Prompt.
Without the pictures, return all of the material exactly as written.

Items from a dataset.
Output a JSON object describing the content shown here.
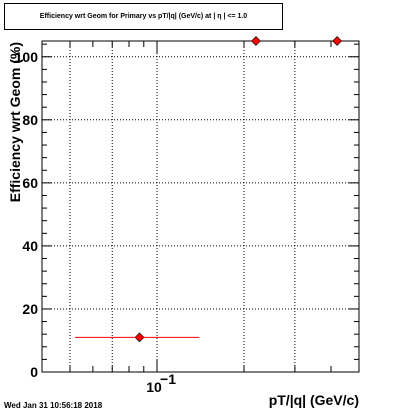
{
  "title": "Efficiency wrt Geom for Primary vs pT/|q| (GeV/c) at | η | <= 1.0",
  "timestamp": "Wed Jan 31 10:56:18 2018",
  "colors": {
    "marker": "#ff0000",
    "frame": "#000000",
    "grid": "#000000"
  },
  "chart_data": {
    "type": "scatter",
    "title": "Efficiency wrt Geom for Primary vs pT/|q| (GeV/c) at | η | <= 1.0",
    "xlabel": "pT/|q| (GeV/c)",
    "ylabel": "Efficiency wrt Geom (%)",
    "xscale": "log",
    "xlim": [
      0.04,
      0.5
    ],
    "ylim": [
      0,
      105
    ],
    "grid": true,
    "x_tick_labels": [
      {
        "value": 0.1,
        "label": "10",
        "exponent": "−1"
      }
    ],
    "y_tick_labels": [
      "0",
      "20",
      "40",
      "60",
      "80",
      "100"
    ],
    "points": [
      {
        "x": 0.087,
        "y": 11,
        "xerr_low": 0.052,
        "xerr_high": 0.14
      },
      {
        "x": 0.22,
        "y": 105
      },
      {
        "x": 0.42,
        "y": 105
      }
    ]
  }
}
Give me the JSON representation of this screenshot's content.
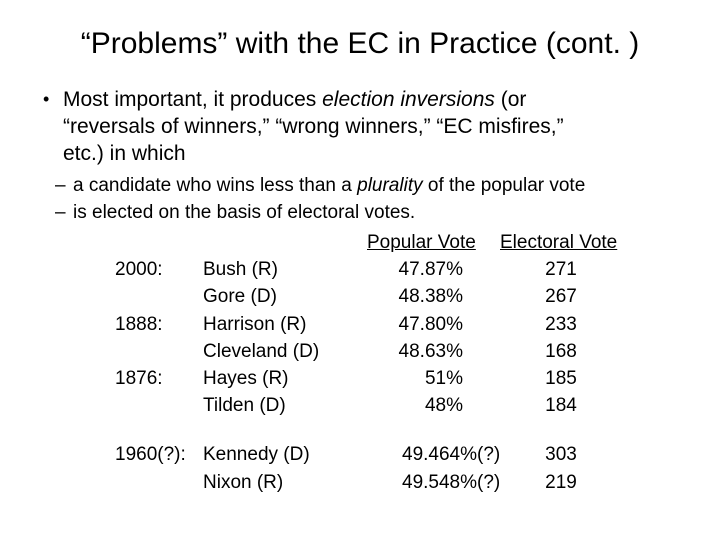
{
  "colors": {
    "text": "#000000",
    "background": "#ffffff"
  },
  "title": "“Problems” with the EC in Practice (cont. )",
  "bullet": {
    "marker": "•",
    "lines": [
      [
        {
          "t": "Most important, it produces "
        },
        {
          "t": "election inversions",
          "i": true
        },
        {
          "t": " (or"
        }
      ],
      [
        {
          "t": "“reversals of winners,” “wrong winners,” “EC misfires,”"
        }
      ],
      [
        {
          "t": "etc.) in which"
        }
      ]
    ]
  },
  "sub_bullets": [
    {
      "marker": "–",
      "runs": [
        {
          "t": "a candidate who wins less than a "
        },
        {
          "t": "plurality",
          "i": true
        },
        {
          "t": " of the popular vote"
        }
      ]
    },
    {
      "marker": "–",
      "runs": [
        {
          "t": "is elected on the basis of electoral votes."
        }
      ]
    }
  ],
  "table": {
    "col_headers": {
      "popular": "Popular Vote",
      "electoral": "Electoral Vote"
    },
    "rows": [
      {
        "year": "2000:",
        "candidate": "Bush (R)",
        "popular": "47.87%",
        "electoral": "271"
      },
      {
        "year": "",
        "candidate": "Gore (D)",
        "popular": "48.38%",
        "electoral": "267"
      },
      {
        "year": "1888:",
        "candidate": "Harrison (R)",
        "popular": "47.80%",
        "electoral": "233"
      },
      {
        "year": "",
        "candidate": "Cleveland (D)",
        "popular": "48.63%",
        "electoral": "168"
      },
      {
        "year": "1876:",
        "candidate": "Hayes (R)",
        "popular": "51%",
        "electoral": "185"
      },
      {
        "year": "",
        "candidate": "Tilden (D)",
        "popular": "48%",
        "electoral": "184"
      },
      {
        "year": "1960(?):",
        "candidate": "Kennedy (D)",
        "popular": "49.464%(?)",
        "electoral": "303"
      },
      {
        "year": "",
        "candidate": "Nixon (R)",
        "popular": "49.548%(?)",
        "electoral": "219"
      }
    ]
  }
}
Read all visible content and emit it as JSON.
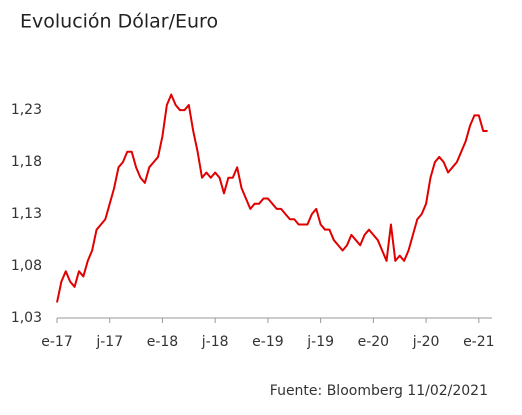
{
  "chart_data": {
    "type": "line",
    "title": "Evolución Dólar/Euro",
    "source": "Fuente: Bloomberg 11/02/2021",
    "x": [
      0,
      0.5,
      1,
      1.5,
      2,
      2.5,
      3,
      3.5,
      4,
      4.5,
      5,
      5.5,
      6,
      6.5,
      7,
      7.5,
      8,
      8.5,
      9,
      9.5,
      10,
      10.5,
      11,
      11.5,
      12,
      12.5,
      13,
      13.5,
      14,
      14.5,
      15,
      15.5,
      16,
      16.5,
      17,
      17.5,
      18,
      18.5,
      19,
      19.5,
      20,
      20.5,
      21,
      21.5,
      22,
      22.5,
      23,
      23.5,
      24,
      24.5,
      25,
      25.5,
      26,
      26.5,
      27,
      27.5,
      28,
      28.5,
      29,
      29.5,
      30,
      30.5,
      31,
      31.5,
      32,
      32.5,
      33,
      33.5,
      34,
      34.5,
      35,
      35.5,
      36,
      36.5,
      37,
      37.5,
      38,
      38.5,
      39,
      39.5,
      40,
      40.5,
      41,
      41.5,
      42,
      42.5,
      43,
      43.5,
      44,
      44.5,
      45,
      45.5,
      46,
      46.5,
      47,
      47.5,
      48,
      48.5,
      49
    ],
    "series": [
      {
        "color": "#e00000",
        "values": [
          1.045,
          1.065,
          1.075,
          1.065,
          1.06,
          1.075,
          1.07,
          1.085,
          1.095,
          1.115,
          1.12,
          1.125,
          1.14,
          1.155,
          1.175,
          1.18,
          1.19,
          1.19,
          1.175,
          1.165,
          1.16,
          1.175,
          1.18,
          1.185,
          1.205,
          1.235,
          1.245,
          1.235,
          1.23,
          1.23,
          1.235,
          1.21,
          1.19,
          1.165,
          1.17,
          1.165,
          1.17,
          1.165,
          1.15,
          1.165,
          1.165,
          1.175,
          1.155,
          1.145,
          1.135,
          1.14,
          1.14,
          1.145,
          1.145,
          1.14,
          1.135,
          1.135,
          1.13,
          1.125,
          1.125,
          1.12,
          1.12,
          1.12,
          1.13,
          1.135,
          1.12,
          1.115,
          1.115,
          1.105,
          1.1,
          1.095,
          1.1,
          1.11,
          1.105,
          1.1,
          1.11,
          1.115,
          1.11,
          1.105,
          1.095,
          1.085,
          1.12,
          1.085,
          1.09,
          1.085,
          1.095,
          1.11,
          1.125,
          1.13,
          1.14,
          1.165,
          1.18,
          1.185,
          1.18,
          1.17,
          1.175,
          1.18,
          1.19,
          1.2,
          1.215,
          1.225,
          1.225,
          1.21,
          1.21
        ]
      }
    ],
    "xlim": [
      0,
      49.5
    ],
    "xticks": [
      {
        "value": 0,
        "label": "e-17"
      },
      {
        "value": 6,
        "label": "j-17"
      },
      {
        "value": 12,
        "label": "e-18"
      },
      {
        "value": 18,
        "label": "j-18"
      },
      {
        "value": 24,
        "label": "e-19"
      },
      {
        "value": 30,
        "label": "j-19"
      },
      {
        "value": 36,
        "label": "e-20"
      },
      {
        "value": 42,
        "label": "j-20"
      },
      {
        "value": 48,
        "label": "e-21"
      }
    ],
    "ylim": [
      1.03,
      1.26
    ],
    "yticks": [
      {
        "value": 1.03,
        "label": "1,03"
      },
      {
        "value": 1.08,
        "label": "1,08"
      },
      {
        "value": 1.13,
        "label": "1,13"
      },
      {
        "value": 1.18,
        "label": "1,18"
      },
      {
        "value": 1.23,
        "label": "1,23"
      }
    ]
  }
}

Exercise solution.
Output a JSON object describing the content shown here.
{
  "title": "Efficiency wrt Geom for Primary vs pT/|q| (GeV/c) at | η | <= 1.0",
  "timestamp": "Wed Jan 31 10:56:18 2018",
  "colors": {
    "marker": "#ff0000",
    "frame": "#000000",
    "grid": "#000000"
  },
  "chart_data": {
    "type": "scatter",
    "title": "Efficiency wrt Geom for Primary vs pT/|q| (GeV/c) at | η | <= 1.0",
    "xlabel": "pT/|q| (GeV/c)",
    "ylabel": "Efficiency wrt Geom (%)",
    "xscale": "log",
    "xlim": [
      0.04,
      0.5
    ],
    "ylim": [
      0,
      105
    ],
    "grid": true,
    "x_tick_labels": [
      {
        "value": 0.1,
        "label": "10",
        "exponent": "−1"
      }
    ],
    "y_tick_labels": [
      "0",
      "20",
      "40",
      "60",
      "80",
      "100"
    ],
    "points": [
      {
        "x": 0.087,
        "y": 11,
        "xerr_low": 0.052,
        "xerr_high": 0.14
      },
      {
        "x": 0.22,
        "y": 105
      },
      {
        "x": 0.42,
        "y": 105
      }
    ]
  }
}
Give me the JSON representation of this screenshot's content.
{
  "colors": {
    "text": "#000000",
    "background": "#ffffff"
  },
  "title": "“Problems” with the EC in Practice (cont. )",
  "bullet": {
    "marker": "•",
    "lines": [
      [
        {
          "t": "Most important, it produces "
        },
        {
          "t": "election inversions",
          "i": true
        },
        {
          "t": " (or"
        }
      ],
      [
        {
          "t": "“reversals of winners,” “wrong winners,” “EC misfires,”"
        }
      ],
      [
        {
          "t": "etc.) in which"
        }
      ]
    ]
  },
  "sub_bullets": [
    {
      "marker": "–",
      "runs": [
        {
          "t": "a candidate who wins less than a "
        },
        {
          "t": "plurality",
          "i": true
        },
        {
          "t": " of the popular vote"
        }
      ]
    },
    {
      "marker": "–",
      "runs": [
        {
          "t": "is elected on the basis of electoral votes."
        }
      ]
    }
  ],
  "table": {
    "col_headers": {
      "popular": "Popular Vote",
      "electoral": "Electoral Vote"
    },
    "rows": [
      {
        "year": "2000:",
        "candidate": "Bush (R)",
        "popular": "47.87%",
        "electoral": "271"
      },
      {
        "year": "",
        "candidate": "Gore (D)",
        "popular": "48.38%",
        "electoral": "267"
      },
      {
        "year": "1888:",
        "candidate": "Harrison (R)",
        "popular": "47.80%",
        "electoral": "233"
      },
      {
        "year": "",
        "candidate": "Cleveland (D)",
        "popular": "48.63%",
        "electoral": "168"
      },
      {
        "year": "1876:",
        "candidate": "Hayes (R)",
        "popular": "51%",
        "electoral": "185"
      },
      {
        "year": "",
        "candidate": "Tilden (D)",
        "popular": "48%",
        "electoral": "184"
      },
      {
        "year": "1960(?):",
        "candidate": "Kennedy (D)",
        "popular": "49.464%(?)",
        "electoral": "303"
      },
      {
        "year": "",
        "candidate": "Nixon (R)",
        "popular": "49.548%(?)",
        "electoral": "219"
      }
    ]
  }
}
Read all visible content and emit it as JSON.
{
  "chart_data": {
    "type": "line",
    "title": "Evolución Dólar/Euro",
    "source": "Fuente: Bloomberg 11/02/2021",
    "x": [
      0,
      0.5,
      1,
      1.5,
      2,
      2.5,
      3,
      3.5,
      4,
      4.5,
      5,
      5.5,
      6,
      6.5,
      7,
      7.5,
      8,
      8.5,
      9,
      9.5,
      10,
      10.5,
      11,
      11.5,
      12,
      12.5,
      13,
      13.5,
      14,
      14.5,
      15,
      15.5,
      16,
      16.5,
      17,
      17.5,
      18,
      18.5,
      19,
      19.5,
      20,
      20.5,
      21,
      21.5,
      22,
      22.5,
      23,
      23.5,
      24,
      24.5,
      25,
      25.5,
      26,
      26.5,
      27,
      27.5,
      28,
      28.5,
      29,
      29.5,
      30,
      30.5,
      31,
      31.5,
      32,
      32.5,
      33,
      33.5,
      34,
      34.5,
      35,
      35.5,
      36,
      36.5,
      37,
      37.5,
      38,
      38.5,
      39,
      39.5,
      40,
      40.5,
      41,
      41.5,
      42,
      42.5,
      43,
      43.5,
      44,
      44.5,
      45,
      45.5,
      46,
      46.5,
      47,
      47.5,
      48,
      48.5,
      49
    ],
    "series": [
      {
        "color": "#e00000",
        "values": [
          1.045,
          1.065,
          1.075,
          1.065,
          1.06,
          1.075,
          1.07,
          1.085,
          1.095,
          1.115,
          1.12,
          1.125,
          1.14,
          1.155,
          1.175,
          1.18,
          1.19,
          1.19,
          1.175,
          1.165,
          1.16,
          1.175,
          1.18,
          1.185,
          1.205,
          1.235,
          1.245,
          1.235,
          1.23,
          1.23,
          1.235,
          1.21,
          1.19,
          1.165,
          1.17,
          1.165,
          1.17,
          1.165,
          1.15,
          1.165,
          1.165,
          1.175,
          1.155,
          1.145,
          1.135,
          1.14,
          1.14,
          1.145,
          1.145,
          1.14,
          1.135,
          1.135,
          1.13,
          1.125,
          1.125,
          1.12,
          1.12,
          1.12,
          1.13,
          1.135,
          1.12,
          1.115,
          1.115,
          1.105,
          1.1,
          1.095,
          1.1,
          1.11,
          1.105,
          1.1,
          1.11,
          1.115,
          1.11,
          1.105,
          1.095,
          1.085,
          1.12,
          1.085,
          1.09,
          1.085,
          1.095,
          1.11,
          1.125,
          1.13,
          1.14,
          1.165,
          1.18,
          1.185,
          1.18,
          1.17,
          1.175,
          1.18,
          1.19,
          1.2,
          1.215,
          1.225,
          1.225,
          1.21,
          1.21
        ]
      }
    ],
    "xlim": [
      0,
      49.5
    ],
    "xticks": [
      {
        "value": 0,
        "label": "e-17"
      },
      {
        "value": 6,
        "label": "j-17"
      },
      {
        "value": 12,
        "label": "e-18"
      },
      {
        "value": 18,
        "label": "j-18"
      },
      {
        "value": 24,
        "label": "e-19"
      },
      {
        "value": 30,
        "label": "j-19"
      },
      {
        "value": 36,
        "label": "e-20"
      },
      {
        "value": 42,
        "label": "j-20"
      },
      {
        "value": 48,
        "label": "e-21"
      }
    ],
    "ylim": [
      1.03,
      1.26
    ],
    "yticks": [
      {
        "value": 1.03,
        "label": "1,03"
      },
      {
        "value": 1.08,
        "label": "1,08"
      },
      {
        "value": 1.13,
        "label": "1,13"
      },
      {
        "value": 1.18,
        "label": "1,18"
      },
      {
        "value": 1.23,
        "label": "1,23"
      }
    ]
  }
}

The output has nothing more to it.